(Data records)
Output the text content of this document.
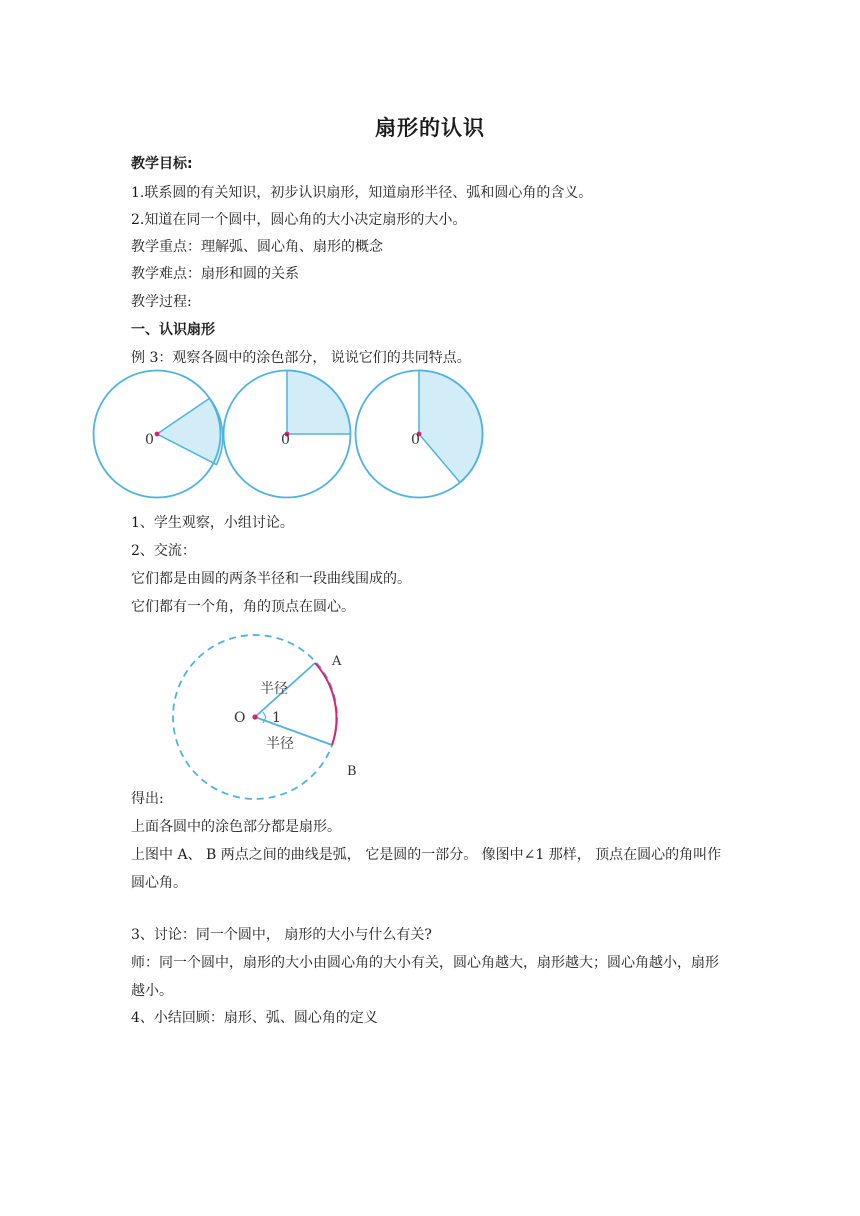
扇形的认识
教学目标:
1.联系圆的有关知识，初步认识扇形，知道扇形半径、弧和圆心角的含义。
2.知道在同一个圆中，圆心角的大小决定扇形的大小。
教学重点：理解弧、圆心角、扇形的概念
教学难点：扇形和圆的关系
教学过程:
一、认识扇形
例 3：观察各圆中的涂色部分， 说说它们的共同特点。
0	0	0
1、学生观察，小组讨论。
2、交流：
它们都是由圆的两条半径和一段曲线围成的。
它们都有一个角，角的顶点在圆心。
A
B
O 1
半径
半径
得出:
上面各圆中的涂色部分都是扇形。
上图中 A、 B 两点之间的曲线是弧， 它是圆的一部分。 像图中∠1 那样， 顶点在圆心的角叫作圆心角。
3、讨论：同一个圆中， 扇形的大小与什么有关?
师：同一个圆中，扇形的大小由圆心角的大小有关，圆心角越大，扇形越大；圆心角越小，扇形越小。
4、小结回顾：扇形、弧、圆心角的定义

WHAT YOU WILL DO: Leave every image out, and retype the material exactly.

FULL OUTPUT:
Output the text content of this document.
扇形的认识
教学目标:
1.联系圆的有关知识，初步认识扇形，知道扇形半径、弧和圆心角的含义。
2.知道在同一个圆中，圆心角的大小决定扇形的大小。
教学重点：理解弧、圆心角、扇形的概念
教学难点：扇形和圆的关系
教学过程:
一、认识扇形
例 3：观察各圆中的涂色部分， 说说它们的共同特点。
0	0	0
1、学生观察，小组讨论。
2、交流：
它们都是由圆的两条半径和一段曲线围成的。
它们都有一个角，角的顶点在圆心。
A
B
O 1
半径
半径
得出:
上面各圆中的涂色部分都是扇形。
上图中 A、 B 两点之间的曲线是弧， 它是圆的一部分。 像图中∠1 那样， 顶点在圆心的角叫作圆心角。
3、讨论：同一个圆中， 扇形的大小与什么有关?
师：同一个圆中，扇形的大小由圆心角的大小有关，圆心角越大，扇形越大；圆心角越小，扇形越小。
4、小结回顾：扇形、弧、圆心角的定义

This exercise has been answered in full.